### [Exercise requirements]
For the listing below, give the number of lines in which "this" occurs. Add nothing.

(Entries with figure data)
════════════════════

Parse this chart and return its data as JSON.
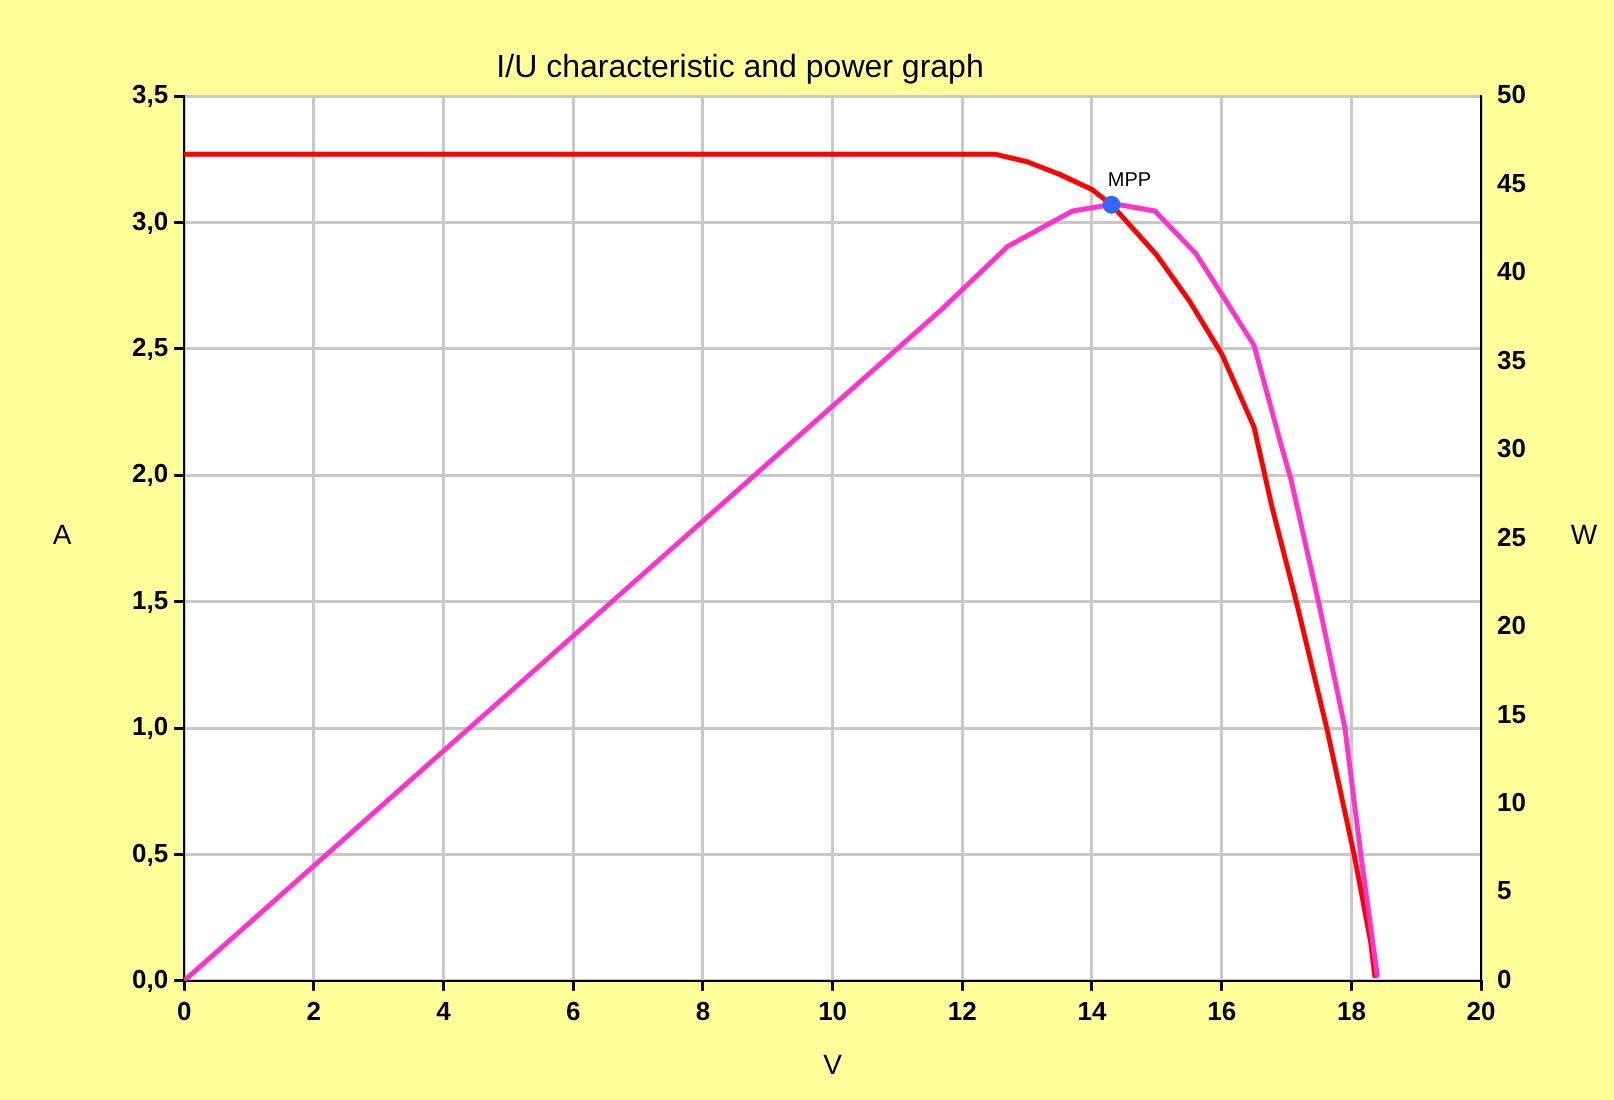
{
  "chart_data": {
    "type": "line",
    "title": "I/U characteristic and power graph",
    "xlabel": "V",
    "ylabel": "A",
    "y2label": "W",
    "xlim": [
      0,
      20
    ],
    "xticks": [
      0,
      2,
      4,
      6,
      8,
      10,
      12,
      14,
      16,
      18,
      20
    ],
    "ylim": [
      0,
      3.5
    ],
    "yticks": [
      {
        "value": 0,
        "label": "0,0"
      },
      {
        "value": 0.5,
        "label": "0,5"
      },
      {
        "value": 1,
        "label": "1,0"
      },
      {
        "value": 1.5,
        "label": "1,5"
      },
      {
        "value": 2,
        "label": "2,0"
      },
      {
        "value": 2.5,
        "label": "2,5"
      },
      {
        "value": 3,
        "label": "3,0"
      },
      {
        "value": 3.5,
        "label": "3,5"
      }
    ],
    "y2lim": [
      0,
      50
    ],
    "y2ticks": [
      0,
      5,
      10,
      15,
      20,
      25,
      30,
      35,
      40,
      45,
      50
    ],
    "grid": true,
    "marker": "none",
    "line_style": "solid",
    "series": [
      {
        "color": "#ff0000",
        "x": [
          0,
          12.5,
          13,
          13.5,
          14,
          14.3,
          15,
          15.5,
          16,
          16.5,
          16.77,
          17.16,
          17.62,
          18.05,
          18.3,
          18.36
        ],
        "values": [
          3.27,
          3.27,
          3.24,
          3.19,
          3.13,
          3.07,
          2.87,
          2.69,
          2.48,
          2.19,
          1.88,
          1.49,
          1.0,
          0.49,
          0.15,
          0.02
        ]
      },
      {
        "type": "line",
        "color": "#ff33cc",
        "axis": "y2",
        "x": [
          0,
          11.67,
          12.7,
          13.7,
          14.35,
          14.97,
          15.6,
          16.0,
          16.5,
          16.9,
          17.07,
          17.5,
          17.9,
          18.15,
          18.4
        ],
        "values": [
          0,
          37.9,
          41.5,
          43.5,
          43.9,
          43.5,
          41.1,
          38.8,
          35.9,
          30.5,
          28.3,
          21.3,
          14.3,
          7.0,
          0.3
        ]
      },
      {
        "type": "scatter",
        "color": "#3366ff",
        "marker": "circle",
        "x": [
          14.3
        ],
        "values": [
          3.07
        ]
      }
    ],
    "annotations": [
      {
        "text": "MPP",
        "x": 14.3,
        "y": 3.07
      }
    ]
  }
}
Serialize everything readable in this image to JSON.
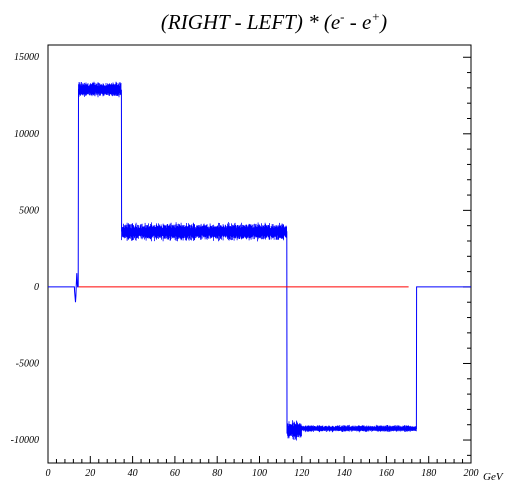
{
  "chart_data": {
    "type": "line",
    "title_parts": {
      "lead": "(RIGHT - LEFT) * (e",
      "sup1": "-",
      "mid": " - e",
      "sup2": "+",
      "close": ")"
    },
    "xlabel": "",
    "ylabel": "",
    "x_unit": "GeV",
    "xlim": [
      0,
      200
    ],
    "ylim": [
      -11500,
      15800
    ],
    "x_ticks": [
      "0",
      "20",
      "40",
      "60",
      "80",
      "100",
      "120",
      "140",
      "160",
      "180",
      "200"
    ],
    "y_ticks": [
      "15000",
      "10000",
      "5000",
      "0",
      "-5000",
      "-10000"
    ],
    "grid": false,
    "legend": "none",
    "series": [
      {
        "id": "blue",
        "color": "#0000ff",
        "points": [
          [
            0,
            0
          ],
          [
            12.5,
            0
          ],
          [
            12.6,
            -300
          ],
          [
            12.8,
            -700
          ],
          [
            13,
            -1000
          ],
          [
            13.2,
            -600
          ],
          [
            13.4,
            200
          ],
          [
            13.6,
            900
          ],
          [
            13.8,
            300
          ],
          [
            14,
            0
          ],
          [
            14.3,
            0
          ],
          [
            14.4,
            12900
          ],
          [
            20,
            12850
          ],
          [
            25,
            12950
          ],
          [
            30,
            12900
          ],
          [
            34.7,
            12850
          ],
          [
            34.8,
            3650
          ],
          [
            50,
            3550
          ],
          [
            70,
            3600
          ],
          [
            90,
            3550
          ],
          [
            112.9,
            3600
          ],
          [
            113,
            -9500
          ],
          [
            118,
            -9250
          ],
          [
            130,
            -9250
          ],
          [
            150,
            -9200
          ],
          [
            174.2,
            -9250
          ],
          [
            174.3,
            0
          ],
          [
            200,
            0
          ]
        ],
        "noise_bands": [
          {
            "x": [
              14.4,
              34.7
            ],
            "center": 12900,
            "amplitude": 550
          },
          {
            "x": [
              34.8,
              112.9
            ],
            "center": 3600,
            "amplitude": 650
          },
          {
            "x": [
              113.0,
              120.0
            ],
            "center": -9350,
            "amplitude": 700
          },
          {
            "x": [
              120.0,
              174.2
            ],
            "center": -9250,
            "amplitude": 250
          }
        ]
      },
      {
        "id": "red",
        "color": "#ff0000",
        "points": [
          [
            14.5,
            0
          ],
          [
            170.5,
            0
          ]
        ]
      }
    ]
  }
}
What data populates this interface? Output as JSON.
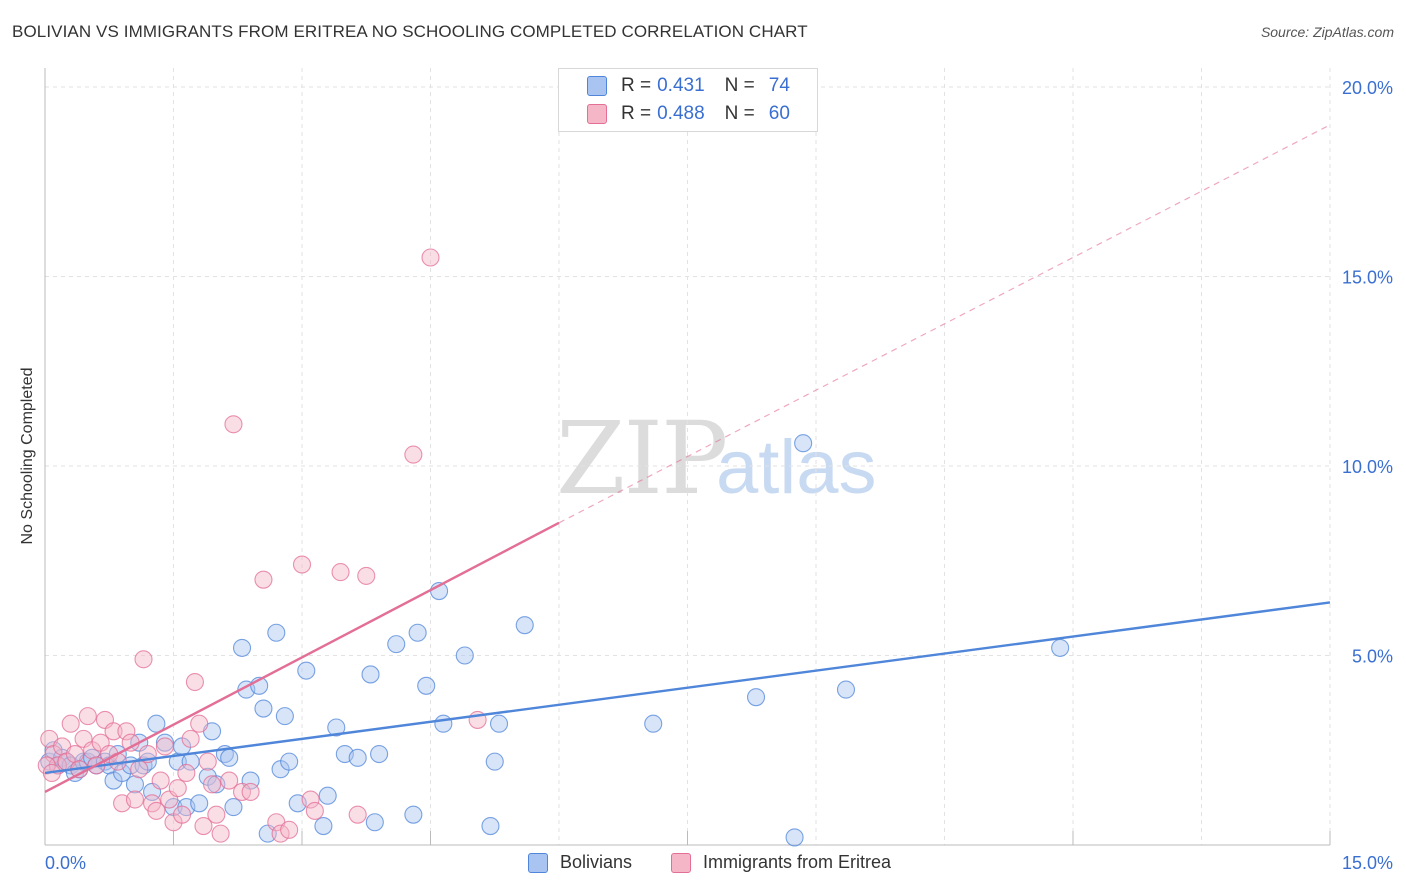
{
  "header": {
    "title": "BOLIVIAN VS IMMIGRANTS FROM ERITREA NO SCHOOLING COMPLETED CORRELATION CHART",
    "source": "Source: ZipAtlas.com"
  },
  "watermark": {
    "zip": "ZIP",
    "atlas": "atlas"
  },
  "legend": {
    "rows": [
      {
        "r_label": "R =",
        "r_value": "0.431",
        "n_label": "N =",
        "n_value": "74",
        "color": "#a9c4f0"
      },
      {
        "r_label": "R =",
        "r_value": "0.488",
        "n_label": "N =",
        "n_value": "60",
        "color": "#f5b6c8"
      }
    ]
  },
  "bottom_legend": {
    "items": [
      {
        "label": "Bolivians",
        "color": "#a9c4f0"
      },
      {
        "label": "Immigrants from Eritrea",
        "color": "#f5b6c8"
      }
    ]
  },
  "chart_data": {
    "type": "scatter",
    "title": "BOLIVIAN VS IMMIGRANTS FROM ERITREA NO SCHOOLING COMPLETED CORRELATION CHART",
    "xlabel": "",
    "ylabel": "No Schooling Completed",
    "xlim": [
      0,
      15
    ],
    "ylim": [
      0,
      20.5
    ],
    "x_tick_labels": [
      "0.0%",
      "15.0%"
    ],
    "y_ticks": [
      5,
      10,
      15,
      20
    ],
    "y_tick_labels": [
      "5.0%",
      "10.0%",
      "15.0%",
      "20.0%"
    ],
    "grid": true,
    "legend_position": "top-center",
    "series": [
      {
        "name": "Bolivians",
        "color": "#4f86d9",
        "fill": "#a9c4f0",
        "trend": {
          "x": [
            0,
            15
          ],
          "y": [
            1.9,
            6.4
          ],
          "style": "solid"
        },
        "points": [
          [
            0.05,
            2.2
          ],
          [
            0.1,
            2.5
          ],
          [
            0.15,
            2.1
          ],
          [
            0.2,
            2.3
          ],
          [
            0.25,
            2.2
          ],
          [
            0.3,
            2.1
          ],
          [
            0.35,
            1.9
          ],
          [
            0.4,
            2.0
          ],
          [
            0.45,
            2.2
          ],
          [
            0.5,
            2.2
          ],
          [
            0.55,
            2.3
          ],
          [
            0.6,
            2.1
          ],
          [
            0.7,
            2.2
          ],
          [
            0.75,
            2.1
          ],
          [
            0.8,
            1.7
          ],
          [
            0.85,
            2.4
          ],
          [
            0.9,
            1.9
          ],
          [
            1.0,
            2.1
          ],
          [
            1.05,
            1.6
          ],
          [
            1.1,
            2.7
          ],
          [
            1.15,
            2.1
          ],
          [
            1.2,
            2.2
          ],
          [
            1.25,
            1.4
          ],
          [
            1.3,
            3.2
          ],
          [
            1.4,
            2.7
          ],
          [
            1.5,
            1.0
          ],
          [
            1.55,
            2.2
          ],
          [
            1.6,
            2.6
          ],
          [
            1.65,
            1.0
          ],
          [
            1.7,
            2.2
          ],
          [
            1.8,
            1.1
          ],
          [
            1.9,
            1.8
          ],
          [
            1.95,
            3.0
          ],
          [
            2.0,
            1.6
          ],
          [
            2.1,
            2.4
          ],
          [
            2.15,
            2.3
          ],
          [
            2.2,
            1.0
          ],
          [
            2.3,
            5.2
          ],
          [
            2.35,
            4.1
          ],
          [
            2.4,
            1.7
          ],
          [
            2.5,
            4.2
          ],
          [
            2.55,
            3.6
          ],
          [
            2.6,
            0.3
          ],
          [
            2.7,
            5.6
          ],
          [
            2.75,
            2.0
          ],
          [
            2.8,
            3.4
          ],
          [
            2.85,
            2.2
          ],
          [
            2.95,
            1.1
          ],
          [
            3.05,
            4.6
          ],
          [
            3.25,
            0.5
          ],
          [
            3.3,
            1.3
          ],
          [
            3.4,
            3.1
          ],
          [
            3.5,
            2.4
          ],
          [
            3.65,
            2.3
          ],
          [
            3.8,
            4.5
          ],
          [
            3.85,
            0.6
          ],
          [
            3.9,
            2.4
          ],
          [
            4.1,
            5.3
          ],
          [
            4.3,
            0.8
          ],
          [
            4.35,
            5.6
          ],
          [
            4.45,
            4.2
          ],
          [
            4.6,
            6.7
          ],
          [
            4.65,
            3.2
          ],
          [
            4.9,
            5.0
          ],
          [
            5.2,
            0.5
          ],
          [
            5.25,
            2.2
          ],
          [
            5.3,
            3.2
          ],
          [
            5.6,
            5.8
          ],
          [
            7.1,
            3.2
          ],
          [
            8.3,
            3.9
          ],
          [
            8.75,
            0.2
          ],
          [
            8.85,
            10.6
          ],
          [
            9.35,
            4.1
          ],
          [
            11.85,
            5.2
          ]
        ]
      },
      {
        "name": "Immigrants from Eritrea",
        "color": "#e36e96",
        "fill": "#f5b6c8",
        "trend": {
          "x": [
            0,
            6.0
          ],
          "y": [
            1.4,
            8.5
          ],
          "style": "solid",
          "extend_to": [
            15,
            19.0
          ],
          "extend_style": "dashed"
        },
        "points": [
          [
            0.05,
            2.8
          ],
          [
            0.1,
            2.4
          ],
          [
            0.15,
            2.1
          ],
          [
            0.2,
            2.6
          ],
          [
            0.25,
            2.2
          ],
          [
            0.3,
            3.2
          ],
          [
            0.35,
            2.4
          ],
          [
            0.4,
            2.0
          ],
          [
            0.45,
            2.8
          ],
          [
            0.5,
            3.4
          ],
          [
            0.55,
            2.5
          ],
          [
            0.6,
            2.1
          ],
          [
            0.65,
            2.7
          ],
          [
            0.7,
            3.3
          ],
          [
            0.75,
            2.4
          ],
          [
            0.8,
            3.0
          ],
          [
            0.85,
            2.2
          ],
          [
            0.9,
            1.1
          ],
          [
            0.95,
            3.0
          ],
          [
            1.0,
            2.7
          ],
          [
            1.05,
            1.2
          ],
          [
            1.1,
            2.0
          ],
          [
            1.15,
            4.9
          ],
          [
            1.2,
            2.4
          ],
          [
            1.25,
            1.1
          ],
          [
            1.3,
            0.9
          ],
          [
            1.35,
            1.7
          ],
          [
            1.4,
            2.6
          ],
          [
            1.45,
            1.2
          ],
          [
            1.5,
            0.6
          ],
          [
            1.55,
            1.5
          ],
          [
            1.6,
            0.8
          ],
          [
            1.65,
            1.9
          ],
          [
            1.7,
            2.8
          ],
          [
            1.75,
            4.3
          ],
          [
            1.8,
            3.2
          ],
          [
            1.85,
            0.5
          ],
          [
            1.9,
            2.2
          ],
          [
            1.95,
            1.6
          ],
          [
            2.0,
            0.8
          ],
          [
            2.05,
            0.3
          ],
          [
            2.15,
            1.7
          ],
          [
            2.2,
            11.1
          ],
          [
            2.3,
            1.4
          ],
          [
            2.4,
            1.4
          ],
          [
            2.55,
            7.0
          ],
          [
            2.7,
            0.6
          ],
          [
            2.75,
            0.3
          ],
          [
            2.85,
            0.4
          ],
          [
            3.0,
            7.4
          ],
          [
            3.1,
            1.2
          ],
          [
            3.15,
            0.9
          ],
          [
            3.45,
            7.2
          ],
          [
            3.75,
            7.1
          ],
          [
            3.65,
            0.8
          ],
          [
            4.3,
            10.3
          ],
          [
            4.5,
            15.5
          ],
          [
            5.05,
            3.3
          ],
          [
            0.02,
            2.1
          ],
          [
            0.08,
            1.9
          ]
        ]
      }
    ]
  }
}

════════════════════

### [Correct response]
3